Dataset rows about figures
** BEGIN **

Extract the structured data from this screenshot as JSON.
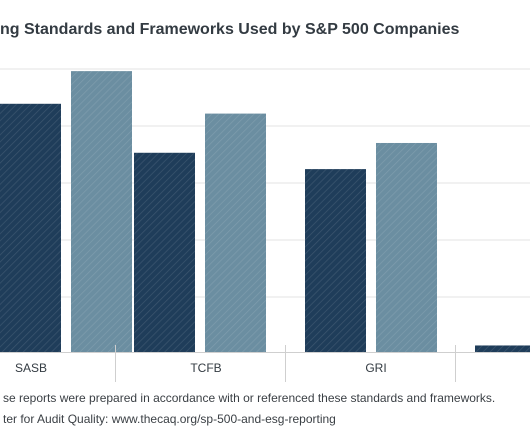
{
  "title": "ng Standards and Frameworks Used by S&P 500 Companies",
  "note": "se reports were prepared in accordance with or referenced these standards and frameworks.",
  "source": "ter for Audit Quality: www.thecaq.org/sp-500-and-esg-reporting",
  "colors": {
    "dark": "#1f3d5a",
    "light": "#6b8ea1",
    "grid": "#e3e3e3",
    "axis": "#cfcfcf",
    "text": "#333b42"
  },
  "chart_data": {
    "type": "bar",
    "title": "ng Standards and Frameworks Used by S&P 500 Companies",
    "categories": [
      "SASB",
      "TCFB",
      "GRI",
      ""
    ],
    "series": [
      {
        "values": [
          76,
          61,
          56,
          2
        ]
      },
      {
        "values": [
          86,
          73,
          64,
          null
        ]
      }
    ],
    "ylim": [
      0,
      94
    ],
    "grid": true,
    "legend": "none"
  }
}
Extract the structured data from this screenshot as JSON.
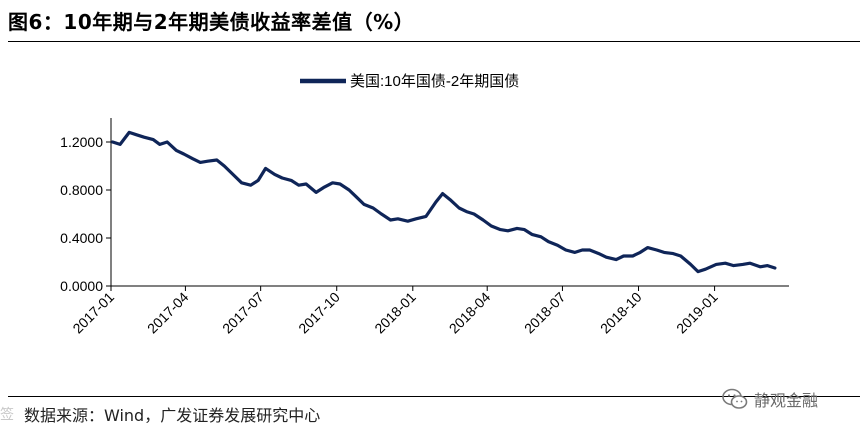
{
  "figure": {
    "title": "图6：10年期与2年期美债收益率差值（%）",
    "source": "数据来源：Wind，广发证券发展研究中心",
    "watermark": "静观金融",
    "watermark_left": "签"
  },
  "colors": {
    "series": "#0f2558",
    "axis": "#000000",
    "text": "#000000"
  },
  "chart_data": {
    "type": "line",
    "title": "",
    "xlabel": "",
    "ylabel": "",
    "ylim": [
      0,
      1.4
    ],
    "yticks": [
      {
        "value": 0.0,
        "label": "0.0000"
      },
      {
        "value": 0.4,
        "label": "0.4000"
      },
      {
        "value": 0.8,
        "label": "0.8000"
      },
      {
        "value": 1.2,
        "label": "1.2000"
      }
    ],
    "xticks": [
      "2017-01",
      "2017-04",
      "2017-07",
      "2017-10",
      "2018-01",
      "2018-04",
      "2018-07",
      "2018-10",
      "2019-01"
    ],
    "grid": false,
    "legend": "top-center",
    "series": [
      {
        "name": "美国:10年国债-2年期国债",
        "x": [
          "2017-01-03",
          "2017-01-12",
          "2017-01-23",
          "2017-02-01",
          "2017-02-10",
          "2017-02-21",
          "2017-03-01",
          "2017-03-10",
          "2017-03-21",
          "2017-03-30",
          "2017-04-10",
          "2017-04-19",
          "2017-04-28",
          "2017-05-09",
          "2017-05-18",
          "2017-05-30",
          "2017-06-08",
          "2017-06-19",
          "2017-06-28",
          "2017-07-07",
          "2017-07-18",
          "2017-07-27",
          "2017-08-07",
          "2017-08-16",
          "2017-08-25",
          "2017-09-06",
          "2017-09-15",
          "2017-09-26",
          "2017-10-05",
          "2017-10-16",
          "2017-10-25",
          "2017-11-03",
          "2017-11-14",
          "2017-11-24",
          "2017-12-05",
          "2017-12-14",
          "2017-12-26",
          "2018-01-05",
          "2018-01-17",
          "2018-01-29",
          "2018-02-06",
          "2018-02-15",
          "2018-02-26",
          "2018-03-07",
          "2018-03-16",
          "2018-03-27",
          "2018-04-06",
          "2018-04-17",
          "2018-04-26",
          "2018-05-07",
          "2018-05-16",
          "2018-05-25",
          "2018-06-05",
          "2018-06-14",
          "2018-06-25",
          "2018-07-05",
          "2018-07-16",
          "2018-07-25",
          "2018-08-03",
          "2018-08-14",
          "2018-08-23",
          "2018-09-04",
          "2018-09-13",
          "2018-09-24",
          "2018-10-03",
          "2018-10-12",
          "2018-10-23",
          "2018-11-01",
          "2018-11-12",
          "2018-11-21",
          "2018-12-03",
          "2018-12-12",
          "2018-12-21",
          "2019-01-03",
          "2019-01-14",
          "2019-01-24",
          "2019-02-04",
          "2019-02-13",
          "2019-02-25",
          "2019-03-06",
          "2019-03-15"
        ],
        "y": [
          1.2,
          1.18,
          1.28,
          1.26,
          1.24,
          1.22,
          1.18,
          1.2,
          1.13,
          1.1,
          1.06,
          1.03,
          1.04,
          1.05,
          1.0,
          0.92,
          0.86,
          0.84,
          0.88,
          0.98,
          0.93,
          0.9,
          0.88,
          0.84,
          0.85,
          0.78,
          0.82,
          0.86,
          0.85,
          0.8,
          0.74,
          0.68,
          0.65,
          0.6,
          0.55,
          0.56,
          0.54,
          0.56,
          0.58,
          0.7,
          0.77,
          0.72,
          0.65,
          0.62,
          0.6,
          0.55,
          0.5,
          0.47,
          0.46,
          0.48,
          0.47,
          0.43,
          0.41,
          0.37,
          0.34,
          0.3,
          0.28,
          0.3,
          0.3,
          0.27,
          0.24,
          0.22,
          0.25,
          0.25,
          0.28,
          0.32,
          0.3,
          0.28,
          0.27,
          0.25,
          0.18,
          0.12,
          0.14,
          0.18,
          0.19,
          0.17,
          0.18,
          0.19,
          0.16,
          0.17,
          0.15
        ]
      }
    ]
  }
}
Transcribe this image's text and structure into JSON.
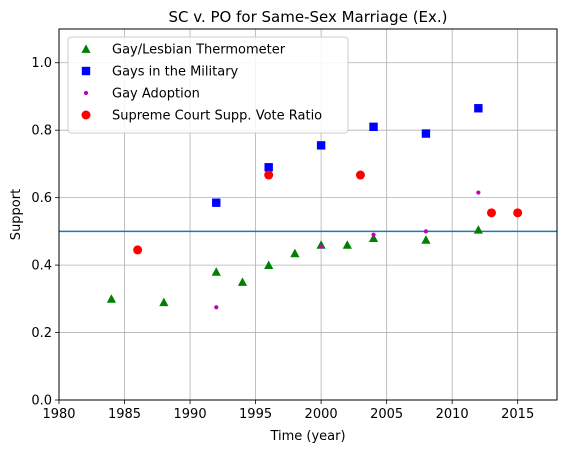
{
  "chart_data": {
    "type": "scatter",
    "title": "SC v. PO for Same-Sex Marriage (Ex.)",
    "xlabel": "Time (year)",
    "ylabel": "Support",
    "xlim": [
      1980,
      2018
    ],
    "ylim": [
      0.0,
      1.1
    ],
    "x_ticks": [
      1980,
      1985,
      1990,
      1995,
      2000,
      2005,
      2010,
      2015
    ],
    "y_ticks": [
      0.0,
      0.2,
      0.4,
      0.6,
      0.8,
      1.0
    ],
    "y_tick_labels": [
      "0.0",
      "0.2",
      "0.4",
      "0.6",
      "0.8",
      "1.0"
    ],
    "grid": true,
    "legend_position": "upper-left",
    "reference_line": {
      "y": 0.5,
      "color": "#1f77b4"
    },
    "series": [
      {
        "name": "Gay/Lesbian Thermometer",
        "marker": "triangle",
        "color": "#008000",
        "points": [
          [
            1984,
            0.3
          ],
          [
            1988,
            0.29
          ],
          [
            1992,
            0.38
          ],
          [
            1994,
            0.35
          ],
          [
            1996,
            0.4
          ],
          [
            1998,
            0.435
          ],
          [
            2000,
            0.46
          ],
          [
            2002,
            0.46
          ],
          [
            2004,
            0.48
          ],
          [
            2008,
            0.475
          ],
          [
            2012,
            0.505
          ]
        ]
      },
      {
        "name": "Gays in the Military",
        "marker": "square",
        "color": "#0000ff",
        "points": [
          [
            1992,
            0.585
          ],
          [
            1996,
            0.69
          ],
          [
            2000,
            0.755
          ],
          [
            2004,
            0.81
          ],
          [
            2008,
            0.79
          ],
          [
            2012,
            0.865
          ]
        ]
      },
      {
        "name": "Gay Adoption",
        "marker": "small-dot",
        "color": "#bf00bf",
        "points": [
          [
            1992,
            0.275
          ],
          [
            2000,
            0.455
          ],
          [
            2004,
            0.49
          ],
          [
            2008,
            0.5
          ],
          [
            2012,
            0.615
          ]
        ]
      },
      {
        "name": "Supreme Court Supp. Vote Ratio",
        "marker": "circle",
        "color": "#ff0000",
        "points": [
          [
            1986,
            0.445
          ],
          [
            1996,
            0.667
          ],
          [
            2003,
            0.667
          ],
          [
            2013,
            0.555
          ],
          [
            2015,
            0.555
          ]
        ]
      }
    ]
  }
}
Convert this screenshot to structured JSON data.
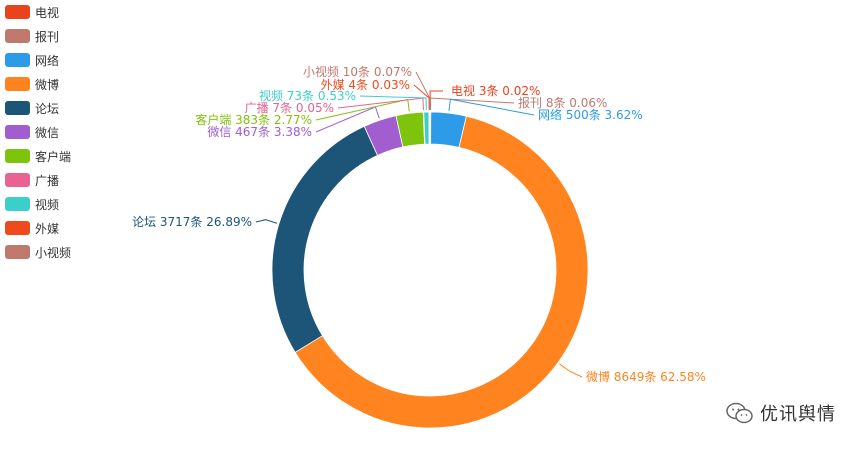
{
  "chart_data": {
    "type": "pie",
    "donut": true,
    "unit": "条",
    "categories": [
      "电视",
      "报刊",
      "网络",
      "微博",
      "论坛",
      "微信",
      "客户端",
      "广播",
      "视频",
      "外媒",
      "小视频"
    ],
    "values": [
      3,
      8,
      500,
      8649,
      3717,
      467,
      383,
      7,
      73,
      4,
      10
    ],
    "percents": [
      "0.02%",
      "0.06%",
      "3.62%",
      "62.58%",
      "26.89%",
      "3.38%",
      "2.77%",
      "0.05%",
      "0.53%",
      "0.03%",
      "0.07%"
    ],
    "colors": [
      "#e8431c",
      "#c0796d",
      "#2d9be8",
      "#ff8420",
      "#1c5577",
      "#a25dcf",
      "#7ec30c",
      "#e86392",
      "#3ccecb",
      "#ef4a1c",
      "#c0796d"
    ],
    "legend_position": "top-left",
    "title": ""
  },
  "watermark": {
    "text": "优讯舆情",
    "icon": "wechat-icon"
  }
}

** END **

*Work to do:*
Search the records for the word "JSON", then list every line that has it.

*The answer:*
Extract the structured data from this screenshot as JSON.
Extract the structured data from this screenshot as JSON.
Transcribe this image's text and structure into JSON.
Convert this screenshot to structured JSON data.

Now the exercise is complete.